Records:
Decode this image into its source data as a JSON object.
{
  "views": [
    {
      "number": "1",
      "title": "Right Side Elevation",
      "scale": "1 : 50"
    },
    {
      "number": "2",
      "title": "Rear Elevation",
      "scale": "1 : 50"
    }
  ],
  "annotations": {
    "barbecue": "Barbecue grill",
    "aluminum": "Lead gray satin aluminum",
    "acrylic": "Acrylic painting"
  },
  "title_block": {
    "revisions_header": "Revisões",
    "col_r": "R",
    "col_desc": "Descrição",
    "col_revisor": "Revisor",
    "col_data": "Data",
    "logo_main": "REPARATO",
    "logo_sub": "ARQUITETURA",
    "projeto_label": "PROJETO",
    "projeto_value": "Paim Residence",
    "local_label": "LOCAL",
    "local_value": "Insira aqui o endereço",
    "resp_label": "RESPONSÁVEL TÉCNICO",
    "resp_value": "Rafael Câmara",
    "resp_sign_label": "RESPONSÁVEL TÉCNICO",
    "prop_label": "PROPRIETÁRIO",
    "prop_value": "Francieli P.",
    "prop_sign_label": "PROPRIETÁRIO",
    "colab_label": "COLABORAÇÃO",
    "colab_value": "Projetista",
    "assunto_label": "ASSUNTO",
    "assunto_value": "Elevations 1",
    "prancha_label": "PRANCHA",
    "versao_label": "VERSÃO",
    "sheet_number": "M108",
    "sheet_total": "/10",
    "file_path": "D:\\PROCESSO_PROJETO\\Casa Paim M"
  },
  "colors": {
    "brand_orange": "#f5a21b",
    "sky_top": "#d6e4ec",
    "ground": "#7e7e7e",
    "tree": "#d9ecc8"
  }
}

THE PROBLEM = Transcribe every line of the data, exactly as it stands.

SOLVED EXERCISE =
Decode this image into its source data as a JSON object.
{
  "views": [
    {
      "number": "1",
      "title": "Right Side Elevation",
      "scale": "1 : 50"
    },
    {
      "number": "2",
      "title": "Rear Elevation",
      "scale": "1 : 50"
    }
  ],
  "annotations": {
    "barbecue": "Barbecue grill",
    "aluminum": "Lead gray satin aluminum",
    "acrylic": "Acrylic painting"
  },
  "title_block": {
    "revisions_header": "Revisões",
    "col_r": "R",
    "col_desc": "Descrição",
    "col_revisor": "Revisor",
    "col_data": "Data",
    "logo_main": "REPARATO",
    "logo_sub": "ARQUITETURA",
    "projeto_label": "PROJETO",
    "projeto_value": "Paim Residence",
    "local_label": "LOCAL",
    "local_value": "Insira aqui o endereço",
    "resp_label": "RESPONSÁVEL TÉCNICO",
    "resp_value": "Rafael Câmara",
    "resp_sign_label": "RESPONSÁVEL TÉCNICO",
    "prop_label": "PROPRIETÁRIO",
    "prop_value": "Francieli P.",
    "prop_sign_label": "PROPRIETÁRIO",
    "colab_label": "COLABORAÇÃO",
    "colab_value": "Projetista",
    "assunto_label": "ASSUNTO",
    "assunto_value": "Elevations 1",
    "prancha_label": "PRANCHA",
    "versao_label": "VERSÃO",
    "sheet_number": "M108",
    "sheet_total": "/10",
    "file_path": "D:\\PROCESSO_PROJETO\\Casa Paim M"
  },
  "colors": {
    "brand_orange": "#f5a21b",
    "sky_top": "#d6e4ec",
    "ground": "#7e7e7e",
    "tree": "#d9ecc8"
  }
}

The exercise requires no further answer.